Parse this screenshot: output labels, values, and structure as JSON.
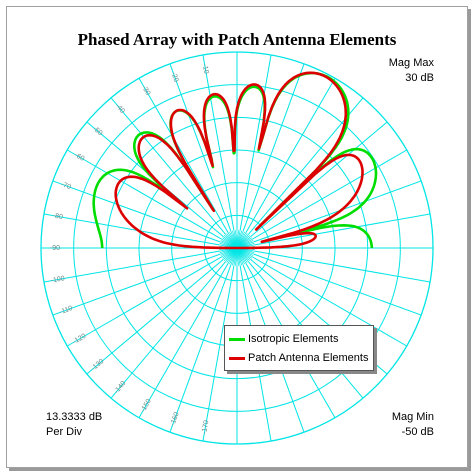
{
  "chart_data": {
    "type": "polar",
    "title": "Phased Array with Patch Antenna Elements",
    "mag_max_label": "Mag Max",
    "mag_max_value": "30 dB",
    "mag_min_label": "Mag Min",
    "mag_min_value": "-50 dB",
    "per_div_value": "13.3333 dB",
    "per_div_label": "Per Div",
    "r_min_db": -50,
    "r_max_db": 30,
    "rings": 6,
    "spoke_step_deg": 10,
    "angle_tick_labels": [
      "-10",
      "-20",
      "-30",
      "-40",
      "-50",
      "-60",
      "-70",
      "-80",
      "-90",
      "-100",
      "-110",
      "-120",
      "-130",
      "-140",
      "-150",
      "-160",
      "-170"
    ],
    "grid_color": "#00e5e5",
    "series": [
      {
        "name": "Isotropic Elements",
        "color": "#00dd00",
        "main_beam_deg": 28,
        "peak_db": 29
      },
      {
        "name": "Patch Antenna Elements",
        "color": "#dd0000",
        "main_beam_deg": 28,
        "peak_db": 30
      }
    ]
  },
  "legend": {
    "items": [
      {
        "label": "Isotropic Elements",
        "color": "#00dd00"
      },
      {
        "label": "Patch Antenna Elements",
        "color": "#dd0000"
      }
    ]
  }
}
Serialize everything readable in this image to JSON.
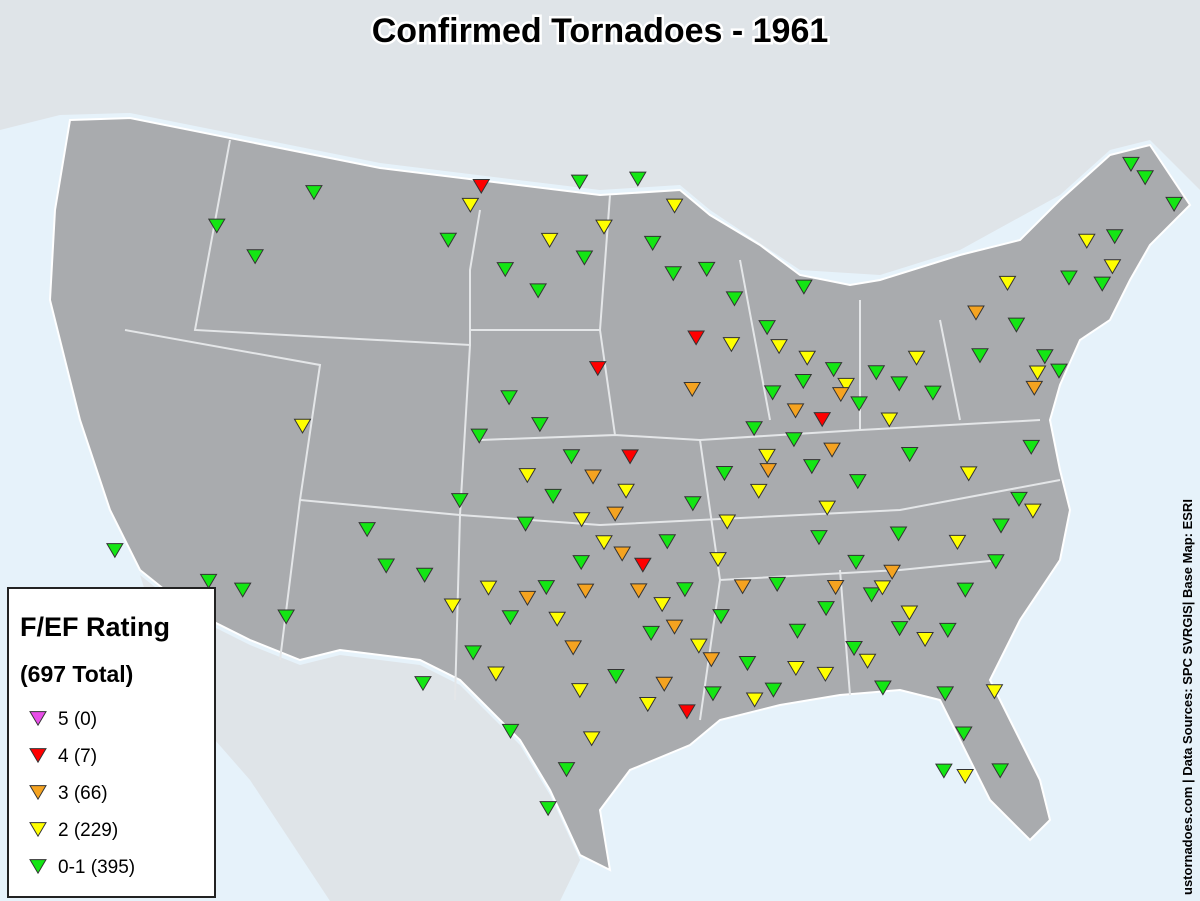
{
  "header": {
    "title": "Confirmed Tornadoes - 1961"
  },
  "source": "ustornadoes.com | Data Sources: SPC SVRGIS| Base Map: ESRI",
  "legend": {
    "title": "F/EF Rating",
    "total": "(697 Total)"
  },
  "map": {
    "projection": "albers",
    "ratings": [
      {
        "label": "5 (0)",
        "color": "#e84ee8",
        "points": []
      },
      {
        "label": "4 (7)",
        "color": "#ff0000",
        "points": [
          [
            -102.5,
            48.6
          ],
          [
            -96.3,
            42.3
          ],
          [
            -91.5,
            43.3
          ],
          [
            -94.8,
            39.2
          ],
          [
            -85.8,
            40.1
          ],
          [
            -94.3,
            35.4
          ],
          [
            -92.6,
            30.2
          ]
        ]
      },
      {
        "label": "3 (66)",
        "color": "#f5a320",
        "points": [
          [
            -96.5,
            38.5
          ],
          [
            -95.5,
            37.2
          ],
          [
            -95.2,
            35.8
          ],
          [
            -96.8,
            34.5
          ],
          [
            -94.5,
            34.5
          ],
          [
            -93.0,
            33.2
          ],
          [
            -91.5,
            32.0
          ],
          [
            -93.5,
            31.2
          ],
          [
            -97.3,
            32.5
          ],
          [
            -87.0,
            40.5
          ],
          [
            -84.8,
            40.9
          ],
          [
            -88.5,
            38.5
          ],
          [
            -86.0,
            34.2
          ],
          [
            -83.5,
            34.5
          ],
          [
            -77.8,
            43.0
          ],
          [
            -75.8,
            40.0
          ],
          [
            -99.3,
            34.2
          ],
          [
            -90.0,
            34.5
          ],
          [
            -85.5,
            39.0
          ],
          [
            -91.8,
            41.5
          ]
        ]
      },
      {
        "label": "2 (229)",
        "color": "#ffff00",
        "points": [
          [
            -110.0,
            39.5
          ],
          [
            -103.0,
            47.9
          ],
          [
            -98.8,
            46.8
          ],
          [
            -96.0,
            47.3
          ],
          [
            -92.3,
            48.0
          ],
          [
            -89.8,
            43.0
          ],
          [
            -87.5,
            42.8
          ],
          [
            -86.2,
            42.3
          ],
          [
            -84.5,
            41.2
          ],
          [
            -82.7,
            39.8
          ],
          [
            -81.0,
            41.8
          ],
          [
            -76.0,
            43.8
          ],
          [
            -71.7,
            44.6
          ],
          [
            -70.8,
            43.5
          ],
          [
            -75.5,
            40.5
          ],
          [
            -99.5,
            38.5
          ],
          [
            -97.0,
            37.0
          ],
          [
            -96.0,
            36.2
          ],
          [
            -98.0,
            33.5
          ],
          [
            -101.0,
            34.5
          ],
          [
            -102.5,
            33.8
          ],
          [
            -100.5,
            31.5
          ],
          [
            -97.0,
            31.0
          ],
          [
            -96.5,
            29.3
          ],
          [
            -94.2,
            30.5
          ],
          [
            -92.0,
            32.5
          ],
          [
            -93.5,
            34.0
          ],
          [
            -91.0,
            35.5
          ],
          [
            -90.5,
            36.8
          ],
          [
            -89.0,
            37.8
          ],
          [
            -88.5,
            39.0
          ],
          [
            -86.0,
            37.0
          ],
          [
            -84.0,
            34.0
          ],
          [
            -83.0,
            33.0
          ],
          [
            -82.5,
            32.0
          ],
          [
            -85.0,
            31.5
          ],
          [
            -86.8,
            31.2
          ],
          [
            -88.0,
            31.5
          ],
          [
            -89.8,
            30.5
          ],
          [
            -80.5,
            35.2
          ],
          [
            -77.0,
            35.8
          ],
          [
            -80.0,
            29.8
          ],
          [
            -81.7,
            27.0
          ],
          [
            -79.5,
            37.5
          ],
          [
            -95.0,
            38.0
          ]
        ]
      },
      {
        "label": "0-1 (395)",
        "color": "#14e614",
        "points": [
          [
            -111.2,
            47.7
          ],
          [
            -115.8,
            45.9
          ],
          [
            -113.6,
            45.1
          ],
          [
            -97.3,
            48.9
          ],
          [
            -94.2,
            49.0
          ],
          [
            -104.0,
            46.6
          ],
          [
            -101.0,
            45.7
          ],
          [
            -99.3,
            45.0
          ],
          [
            -97.0,
            46.2
          ],
          [
            -93.5,
            46.7
          ],
          [
            -92.5,
            45.6
          ],
          [
            -90.8,
            45.7
          ],
          [
            -89.5,
            44.6
          ],
          [
            -86.0,
            44.8
          ],
          [
            -88.0,
            43.5
          ],
          [
            -100.5,
            41.2
          ],
          [
            -101.8,
            39.8
          ],
          [
            -99.0,
            40.3
          ],
          [
            -97.5,
            39.2
          ],
          [
            -98.3,
            37.8
          ],
          [
            -99.5,
            36.8
          ],
          [
            -97.0,
            35.5
          ],
          [
            -98.5,
            34.6
          ],
          [
            -100.0,
            33.5
          ],
          [
            -101.5,
            32.2
          ],
          [
            -103.5,
            31.0
          ],
          [
            -99.8,
            29.5
          ],
          [
            -97.5,
            28.2
          ],
          [
            -98.2,
            26.8
          ],
          [
            -95.5,
            31.5
          ],
          [
            -94.0,
            33.0
          ],
          [
            -92.5,
            34.5
          ],
          [
            -91.0,
            33.5
          ],
          [
            -90.0,
            31.8
          ],
          [
            -89.0,
            30.8
          ],
          [
            -91.5,
            30.8
          ],
          [
            -93.2,
            36.2
          ],
          [
            -92.0,
            37.5
          ],
          [
            -90.5,
            38.5
          ],
          [
            -89.0,
            40.0
          ],
          [
            -88.0,
            41.2
          ],
          [
            -87.2,
            39.5
          ],
          [
            -86.5,
            41.5
          ],
          [
            -85.0,
            41.8
          ],
          [
            -84.0,
            40.5
          ],
          [
            -83.0,
            41.5
          ],
          [
            -82.0,
            41.0
          ],
          [
            -80.5,
            40.5
          ],
          [
            -78.0,
            41.5
          ],
          [
            -76.0,
            42.3
          ],
          [
            -75.0,
            41.0
          ],
          [
            -74.5,
            40.4
          ],
          [
            -73.0,
            43.5
          ],
          [
            -71.5,
            43.0
          ],
          [
            -70.3,
            44.5
          ],
          [
            -68.5,
            46.8
          ],
          [
            -68.0,
            46.2
          ],
          [
            -67.0,
            45.0
          ],
          [
            -76.5,
            38.0
          ],
          [
            -77.5,
            36.3
          ],
          [
            -78.5,
            35.5
          ],
          [
            -79.0,
            34.3
          ],
          [
            -80.5,
            33.5
          ],
          [
            -81.5,
            32.2
          ],
          [
            -83.5,
            32.5
          ],
          [
            -84.5,
            33.8
          ],
          [
            -85.5,
            32.0
          ],
          [
            -86.5,
            33.5
          ],
          [
            -87.8,
            32.8
          ],
          [
            -88.5,
            34.5
          ],
          [
            -86.5,
            36.0
          ],
          [
            -85.0,
            35.0
          ],
          [
            -83.0,
            35.8
          ],
          [
            -84.5,
            37.8
          ],
          [
            -86.5,
            38.5
          ],
          [
            -82.0,
            38.5
          ],
          [
            -81.5,
            28.5
          ],
          [
            -80.3,
            27.0
          ],
          [
            -82.5,
            27.3
          ],
          [
            -82.0,
            30.0
          ],
          [
            -84.5,
            30.5
          ],
          [
            -117.2,
            34.0
          ],
          [
            -111.5,
            33.5
          ],
          [
            -109.5,
            32.8
          ],
          [
            -105.5,
            35.0
          ],
          [
            -106.5,
            36.2
          ],
          [
            -103.8,
            34.8
          ],
          [
            -102.5,
            37.5
          ],
          [
            -113.0,
            33.6
          ]
        ]
      }
    ]
  }
}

○ ○ ○ ○

• GIVEN INSTRUCTION: From the listing, copy every line where the string "this" appears.

• SOLUTION:
Parse this screenshot: output labels, values, and structure as JSON.
Serialize everything readable in this image to JSON.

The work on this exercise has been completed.